WHAT YOU NEED TO DO
Collect each line holding the string "expression".

(Records from a data collection)
+ + + +
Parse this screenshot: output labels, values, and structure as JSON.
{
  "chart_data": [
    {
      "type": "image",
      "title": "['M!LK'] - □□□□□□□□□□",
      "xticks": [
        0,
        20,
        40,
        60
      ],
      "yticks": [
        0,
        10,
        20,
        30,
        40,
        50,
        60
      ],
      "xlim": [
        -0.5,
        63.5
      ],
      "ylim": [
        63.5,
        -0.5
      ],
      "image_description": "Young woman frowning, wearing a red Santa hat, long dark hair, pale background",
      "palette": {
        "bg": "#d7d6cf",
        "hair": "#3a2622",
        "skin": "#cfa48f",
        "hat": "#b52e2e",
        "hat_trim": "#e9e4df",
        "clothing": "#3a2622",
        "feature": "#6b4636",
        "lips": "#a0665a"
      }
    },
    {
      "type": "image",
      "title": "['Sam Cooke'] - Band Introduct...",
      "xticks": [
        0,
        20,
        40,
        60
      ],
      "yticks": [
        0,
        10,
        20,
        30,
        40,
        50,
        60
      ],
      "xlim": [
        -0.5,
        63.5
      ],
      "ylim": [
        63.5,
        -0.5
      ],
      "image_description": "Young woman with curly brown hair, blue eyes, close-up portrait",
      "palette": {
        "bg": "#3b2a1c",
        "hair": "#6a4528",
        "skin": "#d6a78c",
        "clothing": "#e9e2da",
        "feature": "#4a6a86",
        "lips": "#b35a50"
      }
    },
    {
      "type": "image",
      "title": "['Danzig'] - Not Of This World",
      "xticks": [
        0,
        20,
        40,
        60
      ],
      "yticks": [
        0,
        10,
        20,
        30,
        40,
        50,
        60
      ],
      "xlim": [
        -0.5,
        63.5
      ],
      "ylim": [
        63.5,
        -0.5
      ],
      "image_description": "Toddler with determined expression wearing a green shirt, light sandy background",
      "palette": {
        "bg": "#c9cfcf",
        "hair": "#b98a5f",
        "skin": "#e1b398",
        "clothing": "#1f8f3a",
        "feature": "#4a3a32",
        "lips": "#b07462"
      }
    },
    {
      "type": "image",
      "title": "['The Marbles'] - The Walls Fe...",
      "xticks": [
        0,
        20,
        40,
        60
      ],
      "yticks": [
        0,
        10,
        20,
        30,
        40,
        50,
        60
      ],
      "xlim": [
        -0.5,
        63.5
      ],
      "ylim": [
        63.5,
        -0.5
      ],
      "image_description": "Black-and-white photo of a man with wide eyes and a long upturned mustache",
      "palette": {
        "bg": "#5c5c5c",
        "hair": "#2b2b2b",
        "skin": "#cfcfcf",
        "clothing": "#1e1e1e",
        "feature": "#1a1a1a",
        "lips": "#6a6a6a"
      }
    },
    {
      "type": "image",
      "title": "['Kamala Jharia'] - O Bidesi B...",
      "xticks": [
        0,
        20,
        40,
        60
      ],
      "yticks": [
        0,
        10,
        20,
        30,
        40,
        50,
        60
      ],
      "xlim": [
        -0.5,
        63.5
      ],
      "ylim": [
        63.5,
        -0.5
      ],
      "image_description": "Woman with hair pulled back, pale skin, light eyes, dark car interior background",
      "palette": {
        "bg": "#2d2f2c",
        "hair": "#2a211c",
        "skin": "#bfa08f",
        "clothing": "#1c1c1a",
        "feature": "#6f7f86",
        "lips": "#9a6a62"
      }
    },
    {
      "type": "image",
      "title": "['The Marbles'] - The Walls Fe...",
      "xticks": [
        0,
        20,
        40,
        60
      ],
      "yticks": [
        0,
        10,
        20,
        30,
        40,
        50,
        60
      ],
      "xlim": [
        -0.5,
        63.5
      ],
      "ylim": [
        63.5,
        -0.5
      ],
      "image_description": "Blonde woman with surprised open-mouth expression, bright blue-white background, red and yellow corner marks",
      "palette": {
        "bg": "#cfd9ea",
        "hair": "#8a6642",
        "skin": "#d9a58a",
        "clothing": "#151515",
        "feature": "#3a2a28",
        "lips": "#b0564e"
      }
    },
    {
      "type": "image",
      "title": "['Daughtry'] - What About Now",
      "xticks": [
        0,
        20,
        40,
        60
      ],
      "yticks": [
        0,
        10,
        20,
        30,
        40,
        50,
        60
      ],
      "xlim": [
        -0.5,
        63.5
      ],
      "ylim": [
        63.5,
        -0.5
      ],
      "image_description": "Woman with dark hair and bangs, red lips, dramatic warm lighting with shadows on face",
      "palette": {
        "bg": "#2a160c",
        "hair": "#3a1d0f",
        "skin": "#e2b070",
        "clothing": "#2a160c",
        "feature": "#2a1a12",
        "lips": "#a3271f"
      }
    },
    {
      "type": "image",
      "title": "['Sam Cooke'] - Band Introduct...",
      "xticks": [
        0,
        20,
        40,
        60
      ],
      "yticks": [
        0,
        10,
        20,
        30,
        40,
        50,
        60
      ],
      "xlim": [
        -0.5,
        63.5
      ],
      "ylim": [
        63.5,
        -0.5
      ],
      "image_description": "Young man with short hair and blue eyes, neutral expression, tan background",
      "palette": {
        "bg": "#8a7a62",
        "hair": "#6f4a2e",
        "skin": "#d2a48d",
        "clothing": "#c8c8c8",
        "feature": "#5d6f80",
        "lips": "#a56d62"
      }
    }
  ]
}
+ + + +
SOLUTION
      "image_description": "Toddler with determined expression wearing a green shirt, light sandy background",
      "image_description": "Blonde woman with surprised open-mouth expression, bright blue-white background, red and yellow corner marks",
      "image_description": "Young man with short hair and blue eyes, neutral expression, tan background",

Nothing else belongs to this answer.